— Work to complete —
Check each line of the listing, and copy it if it contains the word "name".
┌──
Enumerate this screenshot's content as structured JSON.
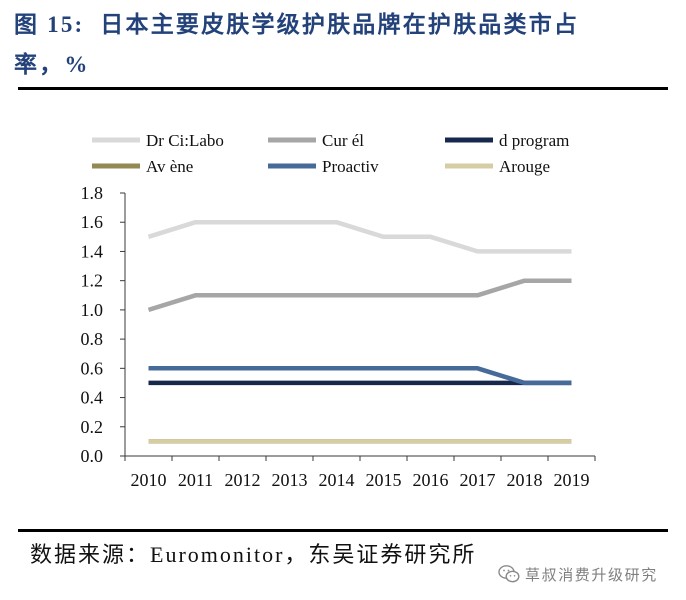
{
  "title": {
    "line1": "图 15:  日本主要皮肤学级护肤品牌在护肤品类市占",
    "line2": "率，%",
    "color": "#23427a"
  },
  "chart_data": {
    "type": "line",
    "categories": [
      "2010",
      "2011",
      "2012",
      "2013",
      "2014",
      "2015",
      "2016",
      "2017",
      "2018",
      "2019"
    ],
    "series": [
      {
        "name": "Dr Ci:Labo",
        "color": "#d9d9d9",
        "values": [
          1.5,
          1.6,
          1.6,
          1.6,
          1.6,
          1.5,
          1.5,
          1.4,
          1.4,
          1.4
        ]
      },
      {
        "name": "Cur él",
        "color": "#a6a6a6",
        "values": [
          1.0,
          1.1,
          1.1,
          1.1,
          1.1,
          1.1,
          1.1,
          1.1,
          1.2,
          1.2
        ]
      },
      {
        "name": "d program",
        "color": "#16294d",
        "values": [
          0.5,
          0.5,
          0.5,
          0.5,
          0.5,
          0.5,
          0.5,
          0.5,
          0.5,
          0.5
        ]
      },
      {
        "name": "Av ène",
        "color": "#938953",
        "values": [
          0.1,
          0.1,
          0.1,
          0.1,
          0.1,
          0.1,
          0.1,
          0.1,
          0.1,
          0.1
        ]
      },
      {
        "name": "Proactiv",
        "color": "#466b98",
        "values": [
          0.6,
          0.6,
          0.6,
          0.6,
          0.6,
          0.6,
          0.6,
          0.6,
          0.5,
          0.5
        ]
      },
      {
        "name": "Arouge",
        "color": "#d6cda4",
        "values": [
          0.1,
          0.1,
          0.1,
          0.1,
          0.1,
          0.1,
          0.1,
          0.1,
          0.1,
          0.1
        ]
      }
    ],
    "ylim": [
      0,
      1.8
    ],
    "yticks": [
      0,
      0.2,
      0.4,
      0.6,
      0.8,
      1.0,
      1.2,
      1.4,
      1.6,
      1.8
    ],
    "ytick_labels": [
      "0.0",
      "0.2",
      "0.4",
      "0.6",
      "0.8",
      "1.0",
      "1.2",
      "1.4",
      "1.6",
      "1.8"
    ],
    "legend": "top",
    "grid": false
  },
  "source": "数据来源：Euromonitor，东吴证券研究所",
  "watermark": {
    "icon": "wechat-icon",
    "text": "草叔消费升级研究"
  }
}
└──
┌──
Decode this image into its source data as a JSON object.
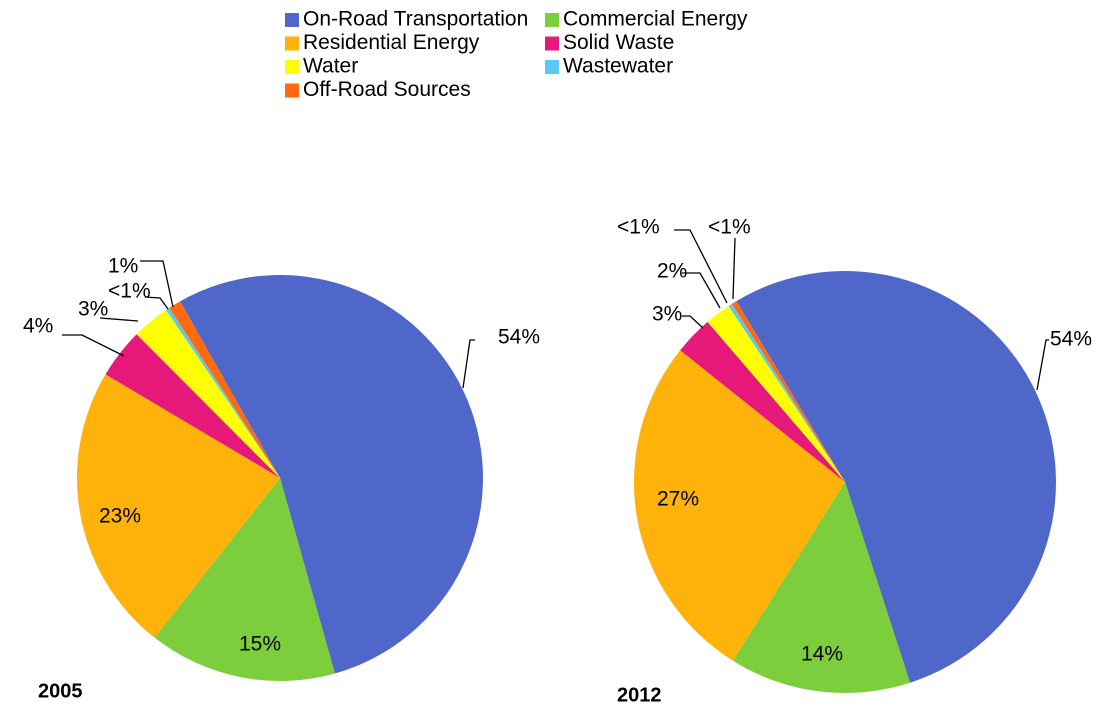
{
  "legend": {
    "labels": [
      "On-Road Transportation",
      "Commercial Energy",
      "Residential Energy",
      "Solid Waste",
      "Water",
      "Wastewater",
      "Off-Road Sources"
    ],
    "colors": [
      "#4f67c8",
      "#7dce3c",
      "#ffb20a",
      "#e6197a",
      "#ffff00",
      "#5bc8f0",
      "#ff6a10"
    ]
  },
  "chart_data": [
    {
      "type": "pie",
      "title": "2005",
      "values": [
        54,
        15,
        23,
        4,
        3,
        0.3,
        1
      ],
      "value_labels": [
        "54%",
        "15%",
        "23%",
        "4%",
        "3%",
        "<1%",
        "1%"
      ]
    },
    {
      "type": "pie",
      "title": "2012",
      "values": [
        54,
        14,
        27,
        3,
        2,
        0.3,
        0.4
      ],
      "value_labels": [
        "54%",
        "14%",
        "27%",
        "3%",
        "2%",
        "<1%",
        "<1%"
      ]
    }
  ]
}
└──
— Answer in full —
        "name": "Dr Ci:Labo",
        "name": "Cur él",
        "name": "d program",
        "name": "Av ène",
        "name": "Proactiv",
        "name": "Arouge",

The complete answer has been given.